• [THE EXERCISE]: Every entry should be repeated exactly. Omit the pictures.

• [DATA SUPPLIED]:
+ + + + + + +
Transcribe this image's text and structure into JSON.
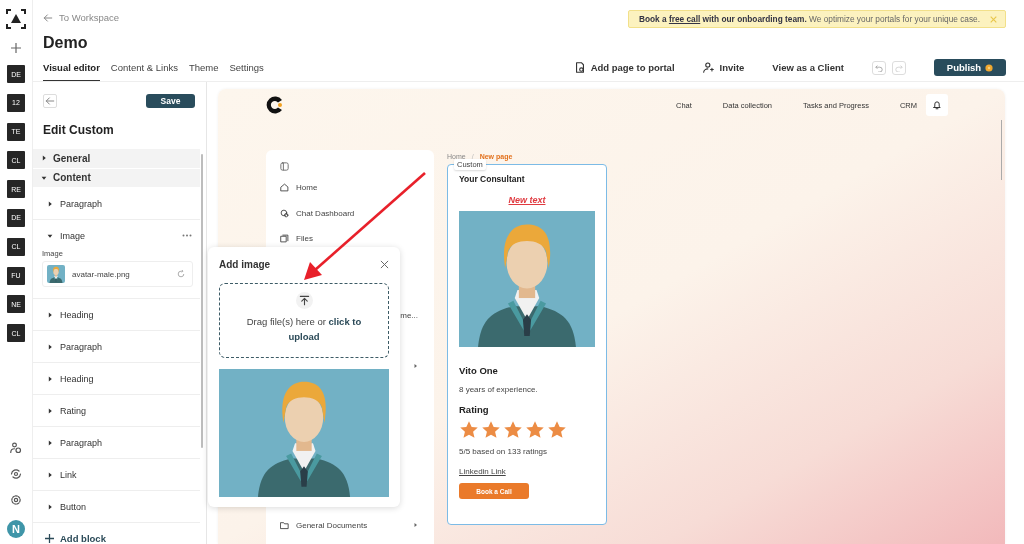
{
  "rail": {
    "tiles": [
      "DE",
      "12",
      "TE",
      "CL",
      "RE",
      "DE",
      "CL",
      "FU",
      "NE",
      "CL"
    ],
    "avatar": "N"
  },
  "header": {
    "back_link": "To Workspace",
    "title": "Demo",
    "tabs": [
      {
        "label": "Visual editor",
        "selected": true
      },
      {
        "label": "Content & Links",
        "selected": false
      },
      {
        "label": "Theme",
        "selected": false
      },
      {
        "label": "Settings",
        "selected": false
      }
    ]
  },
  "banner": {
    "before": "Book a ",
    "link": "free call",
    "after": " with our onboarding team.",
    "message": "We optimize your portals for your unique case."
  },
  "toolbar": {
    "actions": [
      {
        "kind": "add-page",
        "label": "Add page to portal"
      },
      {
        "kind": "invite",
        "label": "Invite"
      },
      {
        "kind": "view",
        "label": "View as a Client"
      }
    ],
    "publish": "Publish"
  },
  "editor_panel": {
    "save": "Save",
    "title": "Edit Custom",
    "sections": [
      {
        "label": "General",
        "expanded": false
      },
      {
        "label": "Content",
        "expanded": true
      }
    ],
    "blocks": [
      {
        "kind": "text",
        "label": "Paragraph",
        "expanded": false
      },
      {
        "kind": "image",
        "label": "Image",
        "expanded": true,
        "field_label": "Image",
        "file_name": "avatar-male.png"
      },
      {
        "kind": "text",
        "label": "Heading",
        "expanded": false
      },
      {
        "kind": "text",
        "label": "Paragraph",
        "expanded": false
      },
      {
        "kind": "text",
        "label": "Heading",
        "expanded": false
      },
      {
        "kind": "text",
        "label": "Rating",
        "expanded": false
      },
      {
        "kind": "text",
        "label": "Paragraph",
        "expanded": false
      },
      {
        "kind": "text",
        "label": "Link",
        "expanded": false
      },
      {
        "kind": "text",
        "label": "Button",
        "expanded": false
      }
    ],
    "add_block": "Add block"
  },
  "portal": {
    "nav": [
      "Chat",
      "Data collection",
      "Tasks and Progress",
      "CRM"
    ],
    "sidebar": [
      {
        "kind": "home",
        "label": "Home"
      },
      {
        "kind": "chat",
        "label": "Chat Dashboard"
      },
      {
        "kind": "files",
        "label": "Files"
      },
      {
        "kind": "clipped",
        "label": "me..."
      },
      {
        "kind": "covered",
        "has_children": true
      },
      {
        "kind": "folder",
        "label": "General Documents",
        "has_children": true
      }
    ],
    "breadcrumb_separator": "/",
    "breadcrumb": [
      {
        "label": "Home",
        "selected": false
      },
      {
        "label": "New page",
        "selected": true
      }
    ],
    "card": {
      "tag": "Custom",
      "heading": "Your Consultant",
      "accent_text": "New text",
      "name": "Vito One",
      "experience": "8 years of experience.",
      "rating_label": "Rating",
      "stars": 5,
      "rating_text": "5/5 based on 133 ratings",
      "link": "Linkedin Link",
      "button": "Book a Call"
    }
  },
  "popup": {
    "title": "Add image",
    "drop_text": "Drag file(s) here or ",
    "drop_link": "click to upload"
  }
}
+ + + + + + +
• [FULL OUTPUT]:
Transcribe this image's text and structure into JSON.
{
  "rail": {
    "tiles": [
      "DE",
      "12",
      "TE",
      "CL",
      "RE",
      "DE",
      "CL",
      "FU",
      "NE",
      "CL"
    ],
    "avatar": "N"
  },
  "header": {
    "back_link": "To Workspace",
    "title": "Demo",
    "tabs": [
      {
        "label": "Visual editor",
        "selected": true
      },
      {
        "label": "Content & Links",
        "selected": false
      },
      {
        "label": "Theme",
        "selected": false
      },
      {
        "label": "Settings",
        "selected": false
      }
    ]
  },
  "banner": {
    "before": "Book a ",
    "link": "free call",
    "after": " with our onboarding team.",
    "message": "We optimize your portals for your unique case."
  },
  "toolbar": {
    "actions": [
      {
        "kind": "add-page",
        "label": "Add page to portal"
      },
      {
        "kind": "invite",
        "label": "Invite"
      },
      {
        "kind": "view",
        "label": "View as a Client"
      }
    ],
    "publish": "Publish"
  },
  "editor_panel": {
    "save": "Save",
    "title": "Edit Custom",
    "sections": [
      {
        "label": "General",
        "expanded": false
      },
      {
        "label": "Content",
        "expanded": true
      }
    ],
    "blocks": [
      {
        "kind": "text",
        "label": "Paragraph",
        "expanded": false
      },
      {
        "kind": "image",
        "label": "Image",
        "expanded": true,
        "field_label": "Image",
        "file_name": "avatar-male.png"
      },
      {
        "kind": "text",
        "label": "Heading",
        "expanded": false
      },
      {
        "kind": "text",
        "label": "Paragraph",
        "expanded": false
      },
      {
        "kind": "text",
        "label": "Heading",
        "expanded": false
      },
      {
        "kind": "text",
        "label": "Rating",
        "expanded": false
      },
      {
        "kind": "text",
        "label": "Paragraph",
        "expanded": false
      },
      {
        "kind": "text",
        "label": "Link",
        "expanded": false
      },
      {
        "kind": "text",
        "label": "Button",
        "expanded": false
      }
    ],
    "add_block": "Add block"
  },
  "portal": {
    "nav": [
      "Chat",
      "Data collection",
      "Tasks and Progress",
      "CRM"
    ],
    "sidebar": [
      {
        "kind": "home",
        "label": "Home"
      },
      {
        "kind": "chat",
        "label": "Chat Dashboard"
      },
      {
        "kind": "files",
        "label": "Files"
      },
      {
        "kind": "clipped",
        "label": "me..."
      },
      {
        "kind": "covered",
        "has_children": true
      },
      {
        "kind": "folder",
        "label": "General Documents",
        "has_children": true
      }
    ],
    "breadcrumb_separator": "/",
    "breadcrumb": [
      {
        "label": "Home",
        "selected": false
      },
      {
        "label": "New page",
        "selected": true
      }
    ],
    "card": {
      "tag": "Custom",
      "heading": "Your Consultant",
      "accent_text": "New text",
      "name": "Vito One",
      "experience": "8 years of experience.",
      "rating_label": "Rating",
      "stars": 5,
      "rating_text": "5/5 based on 133 ratings",
      "link": "Linkedin Link",
      "button": "Book a Call"
    }
  },
  "popup": {
    "title": "Add image",
    "drop_text": "Drag file(s) here or ",
    "drop_link": "click to upload"
  }
}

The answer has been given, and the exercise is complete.